## TASK BRIEF
Repeat the records below exactly, leaving out any pictures.

--- --- ---

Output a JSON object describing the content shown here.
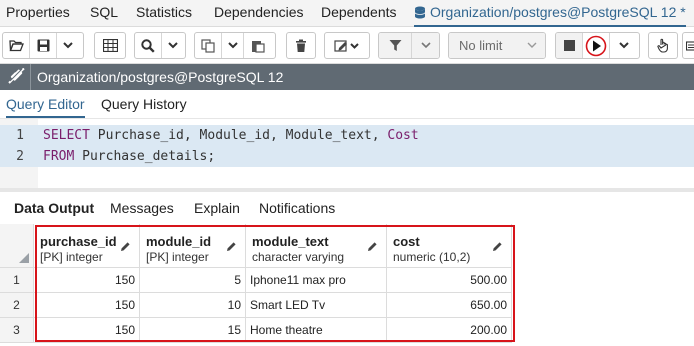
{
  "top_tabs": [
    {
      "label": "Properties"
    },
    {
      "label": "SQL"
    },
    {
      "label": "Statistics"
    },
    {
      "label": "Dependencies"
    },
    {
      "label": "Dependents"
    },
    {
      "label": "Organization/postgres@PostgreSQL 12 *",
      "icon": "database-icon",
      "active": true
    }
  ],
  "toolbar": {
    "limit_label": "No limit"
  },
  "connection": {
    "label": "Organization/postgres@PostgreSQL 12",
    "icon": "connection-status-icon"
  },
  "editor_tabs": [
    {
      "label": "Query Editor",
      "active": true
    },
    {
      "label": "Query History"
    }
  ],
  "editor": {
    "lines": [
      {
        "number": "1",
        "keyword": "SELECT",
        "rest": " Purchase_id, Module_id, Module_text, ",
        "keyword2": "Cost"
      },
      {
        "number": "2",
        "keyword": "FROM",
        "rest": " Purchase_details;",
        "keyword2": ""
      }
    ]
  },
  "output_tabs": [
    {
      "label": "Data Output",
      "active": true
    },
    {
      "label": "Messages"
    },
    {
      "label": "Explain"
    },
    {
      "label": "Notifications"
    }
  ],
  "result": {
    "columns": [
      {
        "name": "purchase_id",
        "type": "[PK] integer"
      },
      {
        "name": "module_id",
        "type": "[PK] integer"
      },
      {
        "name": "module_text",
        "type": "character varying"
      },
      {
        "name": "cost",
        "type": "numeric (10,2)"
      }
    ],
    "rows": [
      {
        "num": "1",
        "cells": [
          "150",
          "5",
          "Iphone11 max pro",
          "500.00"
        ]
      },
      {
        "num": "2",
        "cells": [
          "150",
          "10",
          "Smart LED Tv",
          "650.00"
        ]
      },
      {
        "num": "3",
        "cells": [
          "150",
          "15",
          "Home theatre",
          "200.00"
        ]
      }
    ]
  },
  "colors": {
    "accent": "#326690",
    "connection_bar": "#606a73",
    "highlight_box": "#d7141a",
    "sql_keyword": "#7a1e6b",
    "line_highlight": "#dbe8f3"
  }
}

--- --- ---

## RESULT OF THIS EXERCISE
Output a JSON object describing the content shown here.
{
  "top_tabs": [
    {
      "label": "Properties"
    },
    {
      "label": "SQL"
    },
    {
      "label": "Statistics"
    },
    {
      "label": "Dependencies"
    },
    {
      "label": "Dependents"
    },
    {
      "label": "Organization/postgres@PostgreSQL 12 *",
      "icon": "database-icon",
      "active": true
    }
  ],
  "toolbar": {
    "limit_label": "No limit"
  },
  "connection": {
    "label": "Organization/postgres@PostgreSQL 12",
    "icon": "connection-status-icon"
  },
  "editor_tabs": [
    {
      "label": "Query Editor",
      "active": true
    },
    {
      "label": "Query History"
    }
  ],
  "editor": {
    "lines": [
      {
        "number": "1",
        "keyword": "SELECT",
        "rest": " Purchase_id, Module_id, Module_text, ",
        "keyword2": "Cost"
      },
      {
        "number": "2",
        "keyword": "FROM",
        "rest": " Purchase_details;",
        "keyword2": ""
      }
    ]
  },
  "output_tabs": [
    {
      "label": "Data Output",
      "active": true
    },
    {
      "label": "Messages"
    },
    {
      "label": "Explain"
    },
    {
      "label": "Notifications"
    }
  ],
  "result": {
    "columns": [
      {
        "name": "purchase_id",
        "type": "[PK] integer"
      },
      {
        "name": "module_id",
        "type": "[PK] integer"
      },
      {
        "name": "module_text",
        "type": "character varying"
      },
      {
        "name": "cost",
        "type": "numeric (10,2)"
      }
    ],
    "rows": [
      {
        "num": "1",
        "cells": [
          "150",
          "5",
          "Iphone11 max pro",
          "500.00"
        ]
      },
      {
        "num": "2",
        "cells": [
          "150",
          "10",
          "Smart LED Tv",
          "650.00"
        ]
      },
      {
        "num": "3",
        "cells": [
          "150",
          "15",
          "Home theatre",
          "200.00"
        ]
      }
    ]
  },
  "colors": {
    "accent": "#326690",
    "connection_bar": "#606a73",
    "highlight_box": "#d7141a",
    "sql_keyword": "#7a1e6b",
    "line_highlight": "#dbe8f3"
  }
}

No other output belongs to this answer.